Exercise prompt: Quote the whole listing word for word, please.

[Stored entries]
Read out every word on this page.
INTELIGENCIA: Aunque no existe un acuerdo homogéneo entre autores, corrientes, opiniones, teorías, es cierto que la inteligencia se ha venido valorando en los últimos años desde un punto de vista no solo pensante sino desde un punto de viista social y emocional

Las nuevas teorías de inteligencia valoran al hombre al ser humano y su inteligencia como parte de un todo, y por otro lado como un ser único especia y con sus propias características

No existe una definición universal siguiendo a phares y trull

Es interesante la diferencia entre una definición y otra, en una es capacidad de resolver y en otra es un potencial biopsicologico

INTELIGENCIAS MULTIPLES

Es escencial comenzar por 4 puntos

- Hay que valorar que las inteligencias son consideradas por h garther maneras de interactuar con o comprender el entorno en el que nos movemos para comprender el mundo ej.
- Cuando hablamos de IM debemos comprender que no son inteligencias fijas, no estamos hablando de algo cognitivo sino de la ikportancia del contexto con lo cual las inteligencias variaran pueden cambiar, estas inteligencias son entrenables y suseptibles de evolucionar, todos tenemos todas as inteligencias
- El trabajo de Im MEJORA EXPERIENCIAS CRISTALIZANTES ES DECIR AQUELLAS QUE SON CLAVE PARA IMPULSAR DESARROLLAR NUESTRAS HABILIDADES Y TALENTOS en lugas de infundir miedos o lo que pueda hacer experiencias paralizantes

Output of the exercise:
Read out every word on this page.
INTELIGENCIA: Aunque no existe un acuerdo homogéneo entre autores, corrientes, opiniones, teorías, es cierto que la inteligencia se ha venido valorando en los últimos años desde un punto de vista no solo pensante sino desde un punto de viista social y emocional

Las nuevas teorías de inteligencia valoran al hombre al ser humano y su inteligencia como parte de un todo, y por otro lado como un ser único especia y con sus propias características

No existe una definición universal siguiendo a phares y trull

Es interesante la diferencia entre una definición y otra, en una es capacidad de resolver y en otra es un potencial biopsicologico

INTELIGENCIAS MULTIPLES

Es escencial comenzar por 4 puntos

- Hay que valorar que las inteligencias son consideradas por h garther maneras de interactuar con o comprender el entorno en el que nos movemos para comprender el mundo ej.
- Cuando hablamos de IM debemos comprender que no son inteligencias fijas, no estamos hablando de algo cognitivo sino de la ikportancia del contexto con lo cual las inteligencias variaran pueden cambiar, estas inteligencias son entrenables y suseptibles de evolucionar, todos tenemos todas as inteligencias
- El trabajo de Im MEJORA EXPERIENCIAS CRISTALIZANTES ES DECIR AQUELLAS QUE SON CLAVE PARA IMPULSAR DESARROLLAR NUESTRAS HABILIDADES Y TALENTOS en lugas de infundir miedos o lo que pueda hacer experiencias paralizantes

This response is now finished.